Figure content listings

● ● ● ● ●

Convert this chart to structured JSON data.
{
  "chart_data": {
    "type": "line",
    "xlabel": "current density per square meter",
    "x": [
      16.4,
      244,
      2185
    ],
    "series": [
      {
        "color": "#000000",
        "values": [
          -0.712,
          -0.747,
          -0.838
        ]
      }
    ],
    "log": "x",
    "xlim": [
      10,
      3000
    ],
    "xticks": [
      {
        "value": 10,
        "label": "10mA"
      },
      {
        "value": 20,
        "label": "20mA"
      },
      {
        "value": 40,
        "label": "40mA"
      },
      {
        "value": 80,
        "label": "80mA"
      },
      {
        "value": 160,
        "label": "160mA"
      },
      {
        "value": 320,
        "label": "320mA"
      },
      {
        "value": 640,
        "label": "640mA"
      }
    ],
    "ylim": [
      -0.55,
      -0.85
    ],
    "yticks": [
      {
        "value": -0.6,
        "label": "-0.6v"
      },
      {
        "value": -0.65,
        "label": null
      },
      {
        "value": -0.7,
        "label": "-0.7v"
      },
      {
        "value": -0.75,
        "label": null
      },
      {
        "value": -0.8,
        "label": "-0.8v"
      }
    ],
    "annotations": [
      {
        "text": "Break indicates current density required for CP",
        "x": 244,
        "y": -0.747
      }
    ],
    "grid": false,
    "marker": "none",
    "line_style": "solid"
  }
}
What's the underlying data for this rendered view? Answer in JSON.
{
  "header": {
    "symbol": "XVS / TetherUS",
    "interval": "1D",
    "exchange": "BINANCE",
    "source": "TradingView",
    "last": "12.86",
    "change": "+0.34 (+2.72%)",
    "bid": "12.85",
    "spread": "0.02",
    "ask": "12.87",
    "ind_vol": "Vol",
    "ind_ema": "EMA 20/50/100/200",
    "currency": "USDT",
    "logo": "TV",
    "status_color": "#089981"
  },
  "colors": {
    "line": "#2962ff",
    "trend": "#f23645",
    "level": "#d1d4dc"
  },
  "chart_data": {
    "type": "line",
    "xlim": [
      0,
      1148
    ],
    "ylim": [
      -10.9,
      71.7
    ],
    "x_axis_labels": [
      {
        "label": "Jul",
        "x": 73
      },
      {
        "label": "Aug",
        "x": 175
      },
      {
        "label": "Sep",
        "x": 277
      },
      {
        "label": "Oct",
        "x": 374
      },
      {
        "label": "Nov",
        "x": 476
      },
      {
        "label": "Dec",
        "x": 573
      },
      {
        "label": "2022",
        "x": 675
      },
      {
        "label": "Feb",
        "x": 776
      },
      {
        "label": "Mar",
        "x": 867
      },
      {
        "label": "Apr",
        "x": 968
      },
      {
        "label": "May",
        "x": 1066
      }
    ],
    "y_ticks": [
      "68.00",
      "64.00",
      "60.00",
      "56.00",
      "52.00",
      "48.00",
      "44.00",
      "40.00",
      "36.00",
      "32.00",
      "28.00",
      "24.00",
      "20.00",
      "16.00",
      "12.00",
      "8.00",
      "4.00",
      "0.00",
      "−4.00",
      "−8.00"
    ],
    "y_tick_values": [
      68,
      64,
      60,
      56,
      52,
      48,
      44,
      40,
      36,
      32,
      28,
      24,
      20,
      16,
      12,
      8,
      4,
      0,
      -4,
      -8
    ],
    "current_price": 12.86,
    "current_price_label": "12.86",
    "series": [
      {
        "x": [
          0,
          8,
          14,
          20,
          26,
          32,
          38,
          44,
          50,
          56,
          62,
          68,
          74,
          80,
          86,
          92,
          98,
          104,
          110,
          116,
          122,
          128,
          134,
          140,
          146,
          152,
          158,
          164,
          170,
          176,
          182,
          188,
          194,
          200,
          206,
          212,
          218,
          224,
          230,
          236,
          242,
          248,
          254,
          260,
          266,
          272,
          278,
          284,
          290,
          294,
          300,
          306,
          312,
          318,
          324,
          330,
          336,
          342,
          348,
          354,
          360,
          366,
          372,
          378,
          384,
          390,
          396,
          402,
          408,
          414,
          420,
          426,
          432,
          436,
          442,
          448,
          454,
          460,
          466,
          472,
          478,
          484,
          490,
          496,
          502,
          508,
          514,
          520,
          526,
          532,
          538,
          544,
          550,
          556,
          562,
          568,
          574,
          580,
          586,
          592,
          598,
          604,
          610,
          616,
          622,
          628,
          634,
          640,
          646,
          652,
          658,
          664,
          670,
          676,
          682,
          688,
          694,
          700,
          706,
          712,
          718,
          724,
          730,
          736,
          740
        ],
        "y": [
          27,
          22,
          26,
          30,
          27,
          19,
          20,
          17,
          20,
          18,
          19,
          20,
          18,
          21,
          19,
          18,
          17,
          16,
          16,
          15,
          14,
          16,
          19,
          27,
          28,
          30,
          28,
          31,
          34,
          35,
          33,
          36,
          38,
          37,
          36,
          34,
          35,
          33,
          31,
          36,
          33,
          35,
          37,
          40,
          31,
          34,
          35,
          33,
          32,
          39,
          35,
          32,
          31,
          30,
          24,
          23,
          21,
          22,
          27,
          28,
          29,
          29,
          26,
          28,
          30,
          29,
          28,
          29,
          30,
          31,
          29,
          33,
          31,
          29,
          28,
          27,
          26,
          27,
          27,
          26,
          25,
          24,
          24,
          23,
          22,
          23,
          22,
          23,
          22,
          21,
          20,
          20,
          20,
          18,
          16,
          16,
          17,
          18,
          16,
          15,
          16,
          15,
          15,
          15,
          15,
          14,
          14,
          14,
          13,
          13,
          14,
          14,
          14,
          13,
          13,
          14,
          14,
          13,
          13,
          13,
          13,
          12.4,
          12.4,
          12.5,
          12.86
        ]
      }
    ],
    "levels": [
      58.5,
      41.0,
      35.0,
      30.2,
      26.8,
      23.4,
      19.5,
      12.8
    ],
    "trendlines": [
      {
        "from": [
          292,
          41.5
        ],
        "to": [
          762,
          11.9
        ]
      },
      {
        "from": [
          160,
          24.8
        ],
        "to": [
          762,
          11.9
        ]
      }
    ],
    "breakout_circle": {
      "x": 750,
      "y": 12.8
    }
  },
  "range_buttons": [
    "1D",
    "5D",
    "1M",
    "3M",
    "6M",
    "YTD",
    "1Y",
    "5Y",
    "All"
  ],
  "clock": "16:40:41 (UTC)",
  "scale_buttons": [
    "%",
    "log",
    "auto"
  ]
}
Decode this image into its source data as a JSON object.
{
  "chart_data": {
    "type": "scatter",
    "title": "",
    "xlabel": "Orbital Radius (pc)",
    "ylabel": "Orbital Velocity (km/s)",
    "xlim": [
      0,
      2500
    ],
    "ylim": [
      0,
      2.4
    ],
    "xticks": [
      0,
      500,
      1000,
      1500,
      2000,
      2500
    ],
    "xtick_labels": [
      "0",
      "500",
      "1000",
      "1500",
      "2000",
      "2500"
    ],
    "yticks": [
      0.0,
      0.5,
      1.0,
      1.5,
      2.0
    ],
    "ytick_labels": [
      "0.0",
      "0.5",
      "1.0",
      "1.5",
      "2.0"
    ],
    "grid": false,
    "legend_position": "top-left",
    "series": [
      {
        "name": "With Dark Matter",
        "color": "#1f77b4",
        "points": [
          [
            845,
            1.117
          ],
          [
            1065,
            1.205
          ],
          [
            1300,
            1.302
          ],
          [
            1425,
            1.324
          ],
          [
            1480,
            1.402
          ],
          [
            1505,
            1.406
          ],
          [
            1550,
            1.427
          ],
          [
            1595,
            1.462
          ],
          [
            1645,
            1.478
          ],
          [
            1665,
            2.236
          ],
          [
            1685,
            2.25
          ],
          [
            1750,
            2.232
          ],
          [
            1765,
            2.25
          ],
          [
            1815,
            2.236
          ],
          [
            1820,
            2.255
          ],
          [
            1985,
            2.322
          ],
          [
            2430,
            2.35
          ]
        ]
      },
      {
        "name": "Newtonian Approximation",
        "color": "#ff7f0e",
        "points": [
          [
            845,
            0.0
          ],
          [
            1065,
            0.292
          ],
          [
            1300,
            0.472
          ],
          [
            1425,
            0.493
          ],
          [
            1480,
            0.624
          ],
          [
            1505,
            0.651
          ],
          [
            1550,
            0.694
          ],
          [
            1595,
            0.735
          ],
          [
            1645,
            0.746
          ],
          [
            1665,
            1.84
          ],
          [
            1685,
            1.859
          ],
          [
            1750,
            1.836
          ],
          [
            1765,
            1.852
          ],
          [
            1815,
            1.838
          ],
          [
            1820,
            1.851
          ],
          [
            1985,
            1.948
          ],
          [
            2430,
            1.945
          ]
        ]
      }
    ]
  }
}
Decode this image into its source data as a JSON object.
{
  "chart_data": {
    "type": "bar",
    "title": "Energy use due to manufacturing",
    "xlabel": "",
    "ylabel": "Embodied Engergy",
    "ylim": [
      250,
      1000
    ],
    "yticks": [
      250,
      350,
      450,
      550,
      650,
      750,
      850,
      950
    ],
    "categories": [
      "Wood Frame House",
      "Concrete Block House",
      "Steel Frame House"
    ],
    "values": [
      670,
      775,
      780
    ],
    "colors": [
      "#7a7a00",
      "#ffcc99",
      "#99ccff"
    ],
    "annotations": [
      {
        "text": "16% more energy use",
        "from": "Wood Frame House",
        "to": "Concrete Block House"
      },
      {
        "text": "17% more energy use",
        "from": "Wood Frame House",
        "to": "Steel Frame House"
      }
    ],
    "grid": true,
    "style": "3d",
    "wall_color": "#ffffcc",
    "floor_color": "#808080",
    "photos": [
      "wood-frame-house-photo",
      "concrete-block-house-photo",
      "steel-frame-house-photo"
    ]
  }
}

● ● ● ● ●

YOUR INSTRUCTIONS
Where a line holds "Orbital", copy that line.

SOLUTION FOR THIS PROBLEM
    "xlabel": "Orbital Radius (pc)",
    "ylabel": "Orbital Velocity (km/s)",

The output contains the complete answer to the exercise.